Work instructions:
From the records, pick out and copy each line containing "Código".

Raw data:
+---+
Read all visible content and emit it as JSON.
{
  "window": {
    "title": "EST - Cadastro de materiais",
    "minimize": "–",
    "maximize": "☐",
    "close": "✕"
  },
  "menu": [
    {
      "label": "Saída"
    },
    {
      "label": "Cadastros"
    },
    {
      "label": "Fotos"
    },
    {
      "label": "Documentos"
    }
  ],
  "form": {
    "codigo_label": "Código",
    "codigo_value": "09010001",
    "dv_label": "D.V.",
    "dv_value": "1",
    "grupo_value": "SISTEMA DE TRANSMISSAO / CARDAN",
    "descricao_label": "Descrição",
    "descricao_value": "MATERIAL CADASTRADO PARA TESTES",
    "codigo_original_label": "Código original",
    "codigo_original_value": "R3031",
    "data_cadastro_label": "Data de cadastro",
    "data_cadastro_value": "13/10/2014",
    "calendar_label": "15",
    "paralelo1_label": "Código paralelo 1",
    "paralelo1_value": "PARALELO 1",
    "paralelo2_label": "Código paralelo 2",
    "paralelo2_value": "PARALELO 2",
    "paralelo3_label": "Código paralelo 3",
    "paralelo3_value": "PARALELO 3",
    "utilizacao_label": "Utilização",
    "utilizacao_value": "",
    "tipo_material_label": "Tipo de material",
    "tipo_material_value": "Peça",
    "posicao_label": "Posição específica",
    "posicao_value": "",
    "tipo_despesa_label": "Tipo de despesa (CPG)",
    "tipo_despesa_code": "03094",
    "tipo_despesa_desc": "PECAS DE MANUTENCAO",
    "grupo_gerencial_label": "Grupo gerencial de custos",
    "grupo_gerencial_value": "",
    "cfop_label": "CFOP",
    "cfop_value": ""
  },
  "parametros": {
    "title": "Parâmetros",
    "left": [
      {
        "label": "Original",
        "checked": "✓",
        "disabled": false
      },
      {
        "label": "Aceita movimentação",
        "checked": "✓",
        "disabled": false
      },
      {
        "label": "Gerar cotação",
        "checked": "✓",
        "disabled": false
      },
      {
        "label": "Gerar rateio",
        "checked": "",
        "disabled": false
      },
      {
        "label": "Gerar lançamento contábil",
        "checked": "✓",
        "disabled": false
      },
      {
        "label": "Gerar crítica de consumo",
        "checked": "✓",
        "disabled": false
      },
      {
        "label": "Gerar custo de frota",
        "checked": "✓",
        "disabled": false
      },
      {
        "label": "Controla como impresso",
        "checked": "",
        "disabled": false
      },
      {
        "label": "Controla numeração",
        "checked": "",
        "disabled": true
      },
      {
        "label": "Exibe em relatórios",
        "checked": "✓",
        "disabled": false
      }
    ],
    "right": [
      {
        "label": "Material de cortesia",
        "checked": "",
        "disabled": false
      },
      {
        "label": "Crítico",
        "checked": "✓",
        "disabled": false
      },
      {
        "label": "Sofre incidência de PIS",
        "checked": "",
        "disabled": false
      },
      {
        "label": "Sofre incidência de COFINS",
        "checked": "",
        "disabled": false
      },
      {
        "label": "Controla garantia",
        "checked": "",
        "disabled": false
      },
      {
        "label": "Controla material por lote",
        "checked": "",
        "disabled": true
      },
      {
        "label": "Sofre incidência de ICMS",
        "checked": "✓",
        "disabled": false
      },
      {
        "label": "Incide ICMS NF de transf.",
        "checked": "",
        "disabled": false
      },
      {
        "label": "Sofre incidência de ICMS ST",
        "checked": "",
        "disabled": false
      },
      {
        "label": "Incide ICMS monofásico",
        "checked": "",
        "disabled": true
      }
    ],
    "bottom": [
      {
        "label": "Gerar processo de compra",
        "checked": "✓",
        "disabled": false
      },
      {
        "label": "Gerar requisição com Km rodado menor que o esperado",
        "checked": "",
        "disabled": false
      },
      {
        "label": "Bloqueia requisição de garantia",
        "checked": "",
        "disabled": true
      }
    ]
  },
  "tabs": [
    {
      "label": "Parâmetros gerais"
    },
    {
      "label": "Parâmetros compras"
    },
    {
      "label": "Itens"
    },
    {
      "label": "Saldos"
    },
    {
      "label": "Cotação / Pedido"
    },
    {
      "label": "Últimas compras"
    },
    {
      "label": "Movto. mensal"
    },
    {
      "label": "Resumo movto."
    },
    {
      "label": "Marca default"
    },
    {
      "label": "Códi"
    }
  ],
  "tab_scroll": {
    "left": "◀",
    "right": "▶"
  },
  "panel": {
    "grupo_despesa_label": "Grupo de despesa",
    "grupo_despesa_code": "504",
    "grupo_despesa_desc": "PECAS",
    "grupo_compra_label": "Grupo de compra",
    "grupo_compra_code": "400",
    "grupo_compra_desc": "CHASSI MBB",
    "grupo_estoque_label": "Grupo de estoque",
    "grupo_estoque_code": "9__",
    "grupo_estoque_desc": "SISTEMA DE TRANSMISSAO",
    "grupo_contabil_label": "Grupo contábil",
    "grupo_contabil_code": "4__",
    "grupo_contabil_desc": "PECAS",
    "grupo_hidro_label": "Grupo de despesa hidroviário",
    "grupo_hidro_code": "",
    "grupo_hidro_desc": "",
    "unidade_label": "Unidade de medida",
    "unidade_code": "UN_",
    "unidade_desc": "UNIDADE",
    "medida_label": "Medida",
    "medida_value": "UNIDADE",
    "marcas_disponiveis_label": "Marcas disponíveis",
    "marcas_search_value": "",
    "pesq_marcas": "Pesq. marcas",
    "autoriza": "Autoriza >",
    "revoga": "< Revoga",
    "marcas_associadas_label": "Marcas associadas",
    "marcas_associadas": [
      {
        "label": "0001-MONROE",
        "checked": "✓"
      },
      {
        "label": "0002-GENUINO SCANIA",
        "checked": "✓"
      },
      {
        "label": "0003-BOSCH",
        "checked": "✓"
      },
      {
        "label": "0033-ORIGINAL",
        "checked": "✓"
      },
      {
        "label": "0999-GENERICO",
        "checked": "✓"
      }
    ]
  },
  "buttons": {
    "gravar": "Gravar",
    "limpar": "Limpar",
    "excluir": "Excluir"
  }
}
+---+
Exercise answer:
    "codigo_label": "Código",
    "codigo_original_label": "Código original",
    "paralelo1_label": "Código paralelo 1",
    "paralelo2_label": "Código paralelo 2",
    "paralelo3_label": "Código paralelo 3",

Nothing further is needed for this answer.